(Dataset entries)
········

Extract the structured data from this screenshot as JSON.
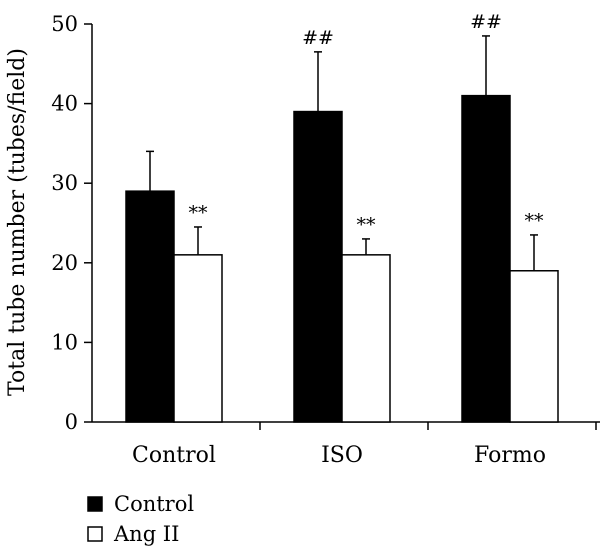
{
  "chart_data": {
    "type": "bar",
    "title": "",
    "xlabel": "",
    "ylabel": "Total tube number (tubes/field)",
    "ylim": [
      0,
      50
    ],
    "yticks": [
      0,
      10,
      20,
      30,
      40,
      50
    ],
    "categories": [
      "Control",
      "ISO",
      "Formo"
    ],
    "series": [
      {
        "name": "Control",
        "color": "#000000",
        "values": [
          29,
          39,
          41
        ],
        "errors": [
          5,
          7.5,
          7.5
        ],
        "annotations": [
          "",
          "##",
          "##"
        ]
      },
      {
        "name": "Ang II",
        "color": "#ffffff",
        "values": [
          21,
          21,
          19
        ],
        "errors": [
          3.5,
          2,
          4.5
        ],
        "annotations": [
          "**",
          "**",
          "**"
        ]
      }
    ],
    "grid": false,
    "legend_position": "bottom-left"
  }
}
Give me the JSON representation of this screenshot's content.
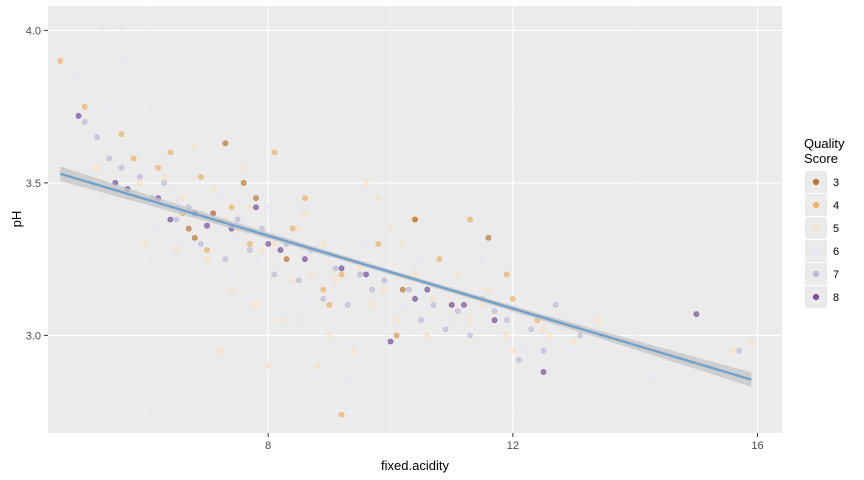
{
  "chart_data": {
    "type": "scatter",
    "xlabel": "fixed.acidity",
    "ylabel": "pH",
    "xlim": [
      4.4,
      16.4
    ],
    "ylim": [
      2.68,
      4.08
    ],
    "x_ticks": [
      8,
      12,
      16
    ],
    "y_ticks": [
      3.0,
      3.5,
      4.0
    ],
    "grid": true,
    "legend": {
      "title_lines": [
        "Quality",
        "Score"
      ],
      "placement": "right",
      "entries": [
        {
          "label": "3",
          "color": "#b35806"
        },
        {
          "label": "4",
          "color": "#f1a340"
        },
        {
          "label": "5",
          "color": "#fee0b6"
        },
        {
          "label": "6",
          "color": "#e7e6f0"
        },
        {
          "label": "7",
          "color": "#b2abd2"
        },
        {
          "label": "8",
          "color": "#542788"
        }
      ]
    },
    "trend_line": {
      "x": [
        4.6,
        15.9
      ],
      "y": [
        3.53,
        2.855
      ],
      "color": "#6fa1cc",
      "band_color": "#c4c4c4"
    },
    "series": [
      {
        "name": "3",
        "color": "#b35806",
        "x": [
          7.3,
          7.6,
          10.4,
          11.6,
          6.7,
          7.1,
          8.3,
          6.8,
          7.8,
          10.2
        ],
        "y": [
          3.63,
          3.5,
          3.38,
          3.32,
          3.35,
          3.4,
          3.25,
          3.32,
          3.45,
          3.15
        ]
      },
      {
        "name": "4",
        "color": "#f1a340",
        "x": [
          4.6,
          5.0,
          5.6,
          5.8,
          6.4,
          6.9,
          7.4,
          8.1,
          8.6,
          9.2,
          9.8,
          10.4,
          11.3,
          12.0,
          6.2,
          7.0,
          8.4,
          9.0,
          10.8,
          11.9,
          9.2,
          6.6,
          7.7,
          8.9,
          10.1,
          12.4
        ],
        "y": [
          3.9,
          3.75,
          3.66,
          3.58,
          3.6,
          3.52,
          3.42,
          3.6,
          3.45,
          3.2,
          3.3,
          3.38,
          3.38,
          3.12,
          3.55,
          3.28,
          3.35,
          3.1,
          3.25,
          3.2,
          2.74,
          3.4,
          3.3,
          3.15,
          3.0,
          3.05
        ]
      },
      {
        "name": "5",
        "color": "#fee0b6",
        "x": [
          5.2,
          5.9,
          6.3,
          6.6,
          6.9,
          7.1,
          7.3,
          7.5,
          7.7,
          7.9,
          8.1,
          8.3,
          8.5,
          8.7,
          8.9,
          9.1,
          9.3,
          9.5,
          9.7,
          9.9,
          10.1,
          10.4,
          10.7,
          11.0,
          11.3,
          11.6,
          11.9,
          12.2,
          12.6,
          13.0,
          6.0,
          6.5,
          7.0,
          7.4,
          7.8,
          8.2,
          8.6,
          9.0,
          9.4,
          9.8,
          10.2,
          10.6,
          11.1,
          11.5,
          12.0,
          12.5,
          13.4,
          15.6,
          15.9,
          7.2,
          8.0,
          8.8,
          9.6,
          10.0,
          6.8,
          7.6,
          8.4
        ],
        "y": [
          3.55,
          3.5,
          3.52,
          3.45,
          3.4,
          3.48,
          3.38,
          3.35,
          3.42,
          3.28,
          3.3,
          3.25,
          3.35,
          3.2,
          3.3,
          3.18,
          3.25,
          3.22,
          3.1,
          3.15,
          3.05,
          3.2,
          3.12,
          3.1,
          3.05,
          3.15,
          3.0,
          3.08,
          3.0,
          2.98,
          3.3,
          3.28,
          3.25,
          3.15,
          3.1,
          3.05,
          3.4,
          3.0,
          2.95,
          3.45,
          3.3,
          3.0,
          3.2,
          3.1,
          2.95,
          3.02,
          3.05,
          2.95,
          2.98,
          2.95,
          2.9,
          2.9,
          3.5,
          3.35,
          3.62,
          3.55,
          3.18
        ]
      },
      {
        "name": "6",
        "color": "#e7e6f0",
        "x": [
          5.3,
          5.6,
          6.0,
          6.4,
          6.8,
          7.2,
          7.6,
          8.0,
          8.4,
          8.8,
          9.2,
          9.6,
          10.0,
          10.4,
          10.8,
          11.2,
          11.6,
          12.0,
          12.4,
          12.8,
          13.2,
          13.6,
          14.0,
          14.3,
          5.7,
          6.2,
          6.6,
          7.0,
          7.4,
          7.8,
          8.2,
          8.6,
          9.0,
          9.4,
          9.8,
          10.2,
          10.6,
          11.0,
          11.4,
          11.8,
          12.2,
          12.6,
          13.0,
          5.4,
          4.9,
          8.0,
          9.3,
          6.5,
          7.5,
          8.5,
          9.5,
          10.5,
          11.5
        ],
        "y": [
          4.01,
          4.01,
          3.55,
          3.48,
          3.52,
          3.45,
          3.38,
          3.42,
          3.35,
          3.3,
          3.25,
          3.3,
          3.2,
          3.22,
          3.18,
          3.15,
          3.1,
          3.08,
          3.05,
          3.02,
          3.0,
          2.98,
          3.0,
          2.86,
          3.9,
          3.35,
          3.3,
          3.28,
          3.2,
          3.25,
          3.15,
          3.12,
          3.1,
          3.05,
          3.08,
          3.1,
          3.0,
          3.05,
          2.98,
          3.0,
          2.95,
          3.05,
          2.95,
          3.75,
          3.85,
          2.9,
          2.85,
          3.45,
          3.32,
          3.05,
          3.15,
          3.25,
          3.25
        ]
      },
      {
        "name": "7",
        "color": "#b2abd2",
        "x": [
          5.0,
          5.4,
          5.9,
          6.3,
          6.7,
          7.1,
          7.5,
          7.9,
          8.3,
          8.7,
          9.1,
          9.5,
          9.9,
          10.3,
          10.7,
          11.1,
          11.5,
          11.9,
          12.3,
          12.7,
          13.1,
          5.2,
          5.6,
          6.1,
          6.5,
          6.9,
          7.3,
          7.7,
          8.1,
          8.5,
          8.9,
          9.3,
          9.7,
          10.1,
          10.5,
          10.9,
          11.3,
          11.7,
          12.1,
          12.5,
          15.7
        ],
        "y": [
          3.7,
          3.58,
          3.52,
          3.5,
          3.42,
          3.4,
          3.38,
          3.35,
          3.3,
          3.28,
          3.22,
          3.2,
          3.18,
          3.15,
          3.1,
          3.08,
          3.12,
          3.05,
          3.02,
          3.1,
          3.0,
          3.65,
          3.55,
          3.45,
          3.38,
          3.3,
          3.25,
          3.28,
          3.2,
          3.18,
          3.12,
          3.1,
          3.15,
          3.0,
          3.05,
          3.02,
          3.0,
          3.08,
          2.92,
          2.95,
          2.95
        ]
      },
      {
        "name": "8",
        "color": "#542788",
        "x": [
          4.9,
          5.5,
          6.2,
          6.8,
          7.4,
          8.0,
          8.6,
          9.2,
          10.0,
          10.6,
          11.2,
          11.7,
          12.5,
          15.0,
          7.8,
          9.6,
          8.2,
          7.0,
          10.4,
          5.7,
          6.4,
          11.0
        ],
        "y": [
          3.72,
          3.5,
          3.45,
          3.4,
          3.35,
          3.3,
          3.25,
          3.22,
          2.98,
          3.15,
          3.1,
          3.05,
          2.88,
          3.07,
          3.42,
          3.2,
          3.28,
          3.36,
          3.12,
          3.48,
          3.38,
          3.1
        ]
      }
    ]
  }
}
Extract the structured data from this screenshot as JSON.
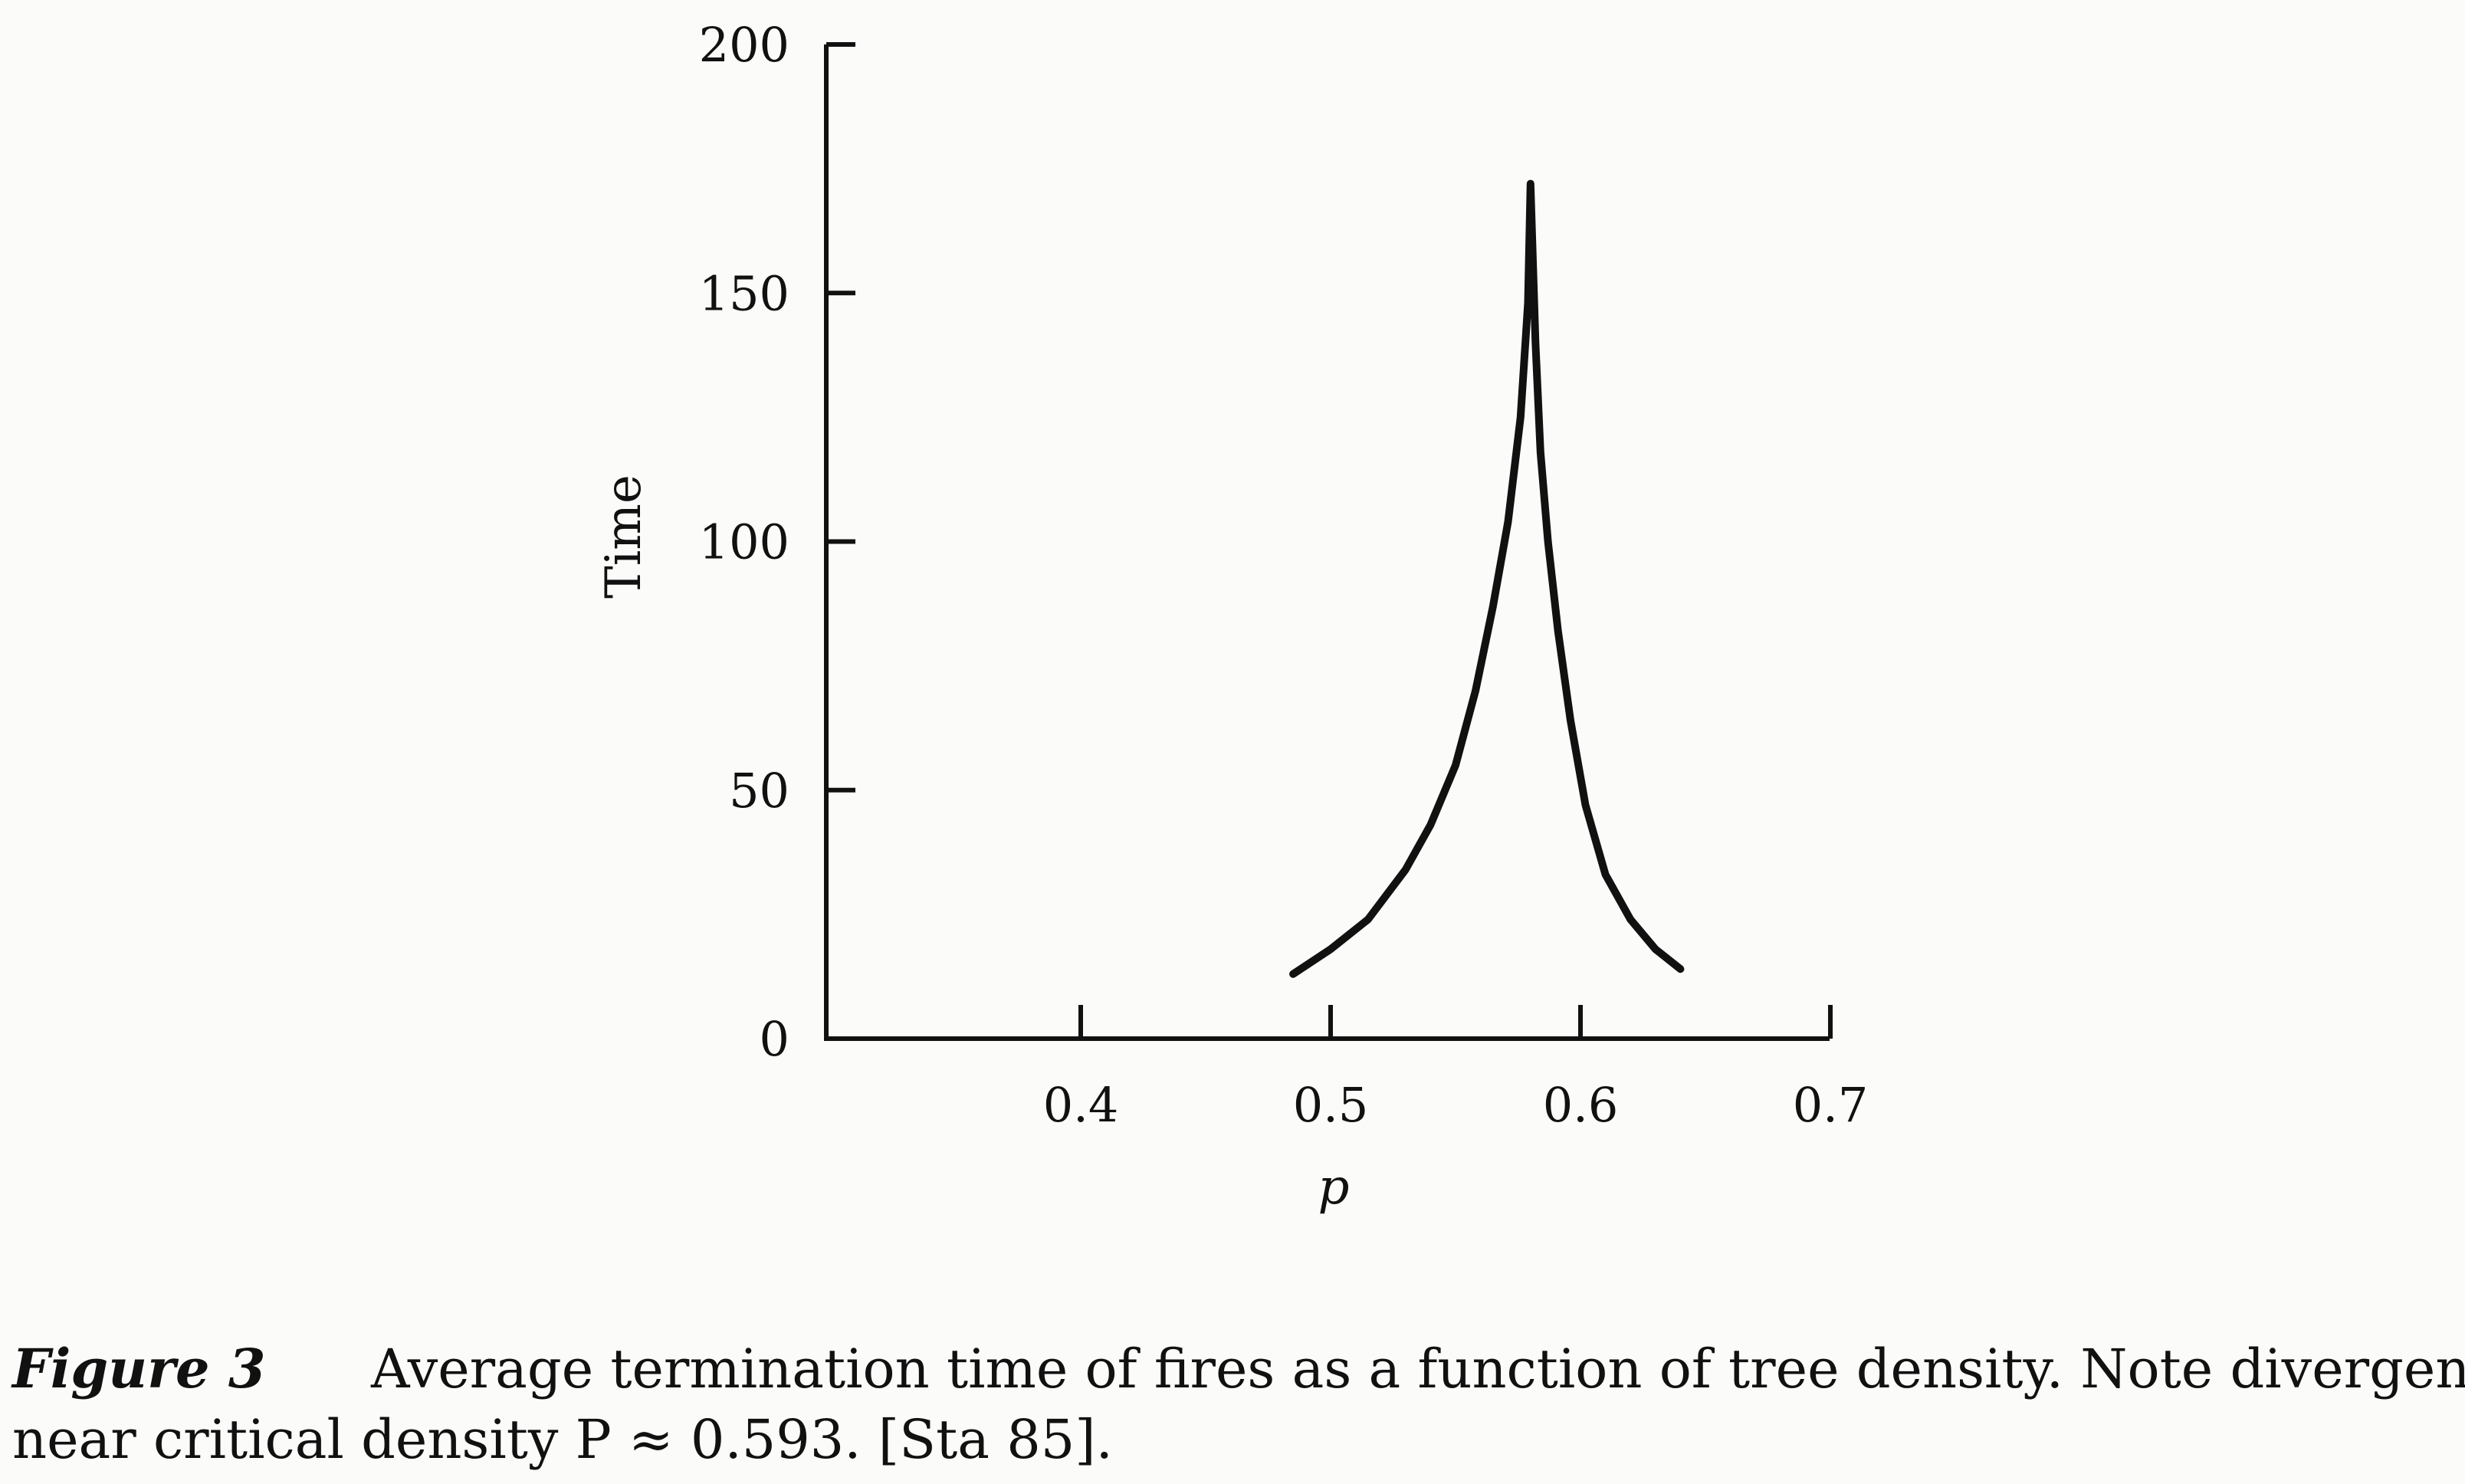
{
  "chart_data": {
    "type": "line",
    "xlabel": "p",
    "ylabel": "Time",
    "xlim": [
      0.3,
      0.7
    ],
    "ylim": [
      0,
      200
    ],
    "xticks": [
      0.4,
      0.5,
      0.6,
      0.7
    ],
    "xtick_labels": [
      "0.4",
      "0.5",
      "0.6",
      "0.7"
    ],
    "yticks": [
      0,
      50,
      100,
      150,
      200
    ],
    "ytick_labels": [
      "0",
      "50",
      "100",
      "150",
      "200"
    ],
    "grid": false,
    "series": [
      {
        "x": [
          0.485,
          0.5,
          0.515,
          0.53,
          0.54,
          0.55,
          0.558,
          0.565,
          0.571,
          0.576,
          0.579,
          0.58,
          0.582,
          0.584,
          0.587,
          0.591,
          0.596,
          0.602,
          0.61,
          0.62,
          0.63,
          0.64
        ],
        "values": [
          13,
          18,
          24,
          34,
          43,
          55,
          70,
          87,
          104,
          125,
          148,
          172,
          140,
          118,
          100,
          82,
          64,
          47,
          33,
          24,
          18,
          14
        ]
      }
    ]
  },
  "caption": {
    "label": "Figure 3",
    "line1": "Average termination time of fires as a function of tree density. Note divergence",
    "line2": "near critical density P ≈ 0.593. [Sta 85]."
  }
}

········

Count every line in the entries above where the word "xlabel" appears; respond with the number alone.

3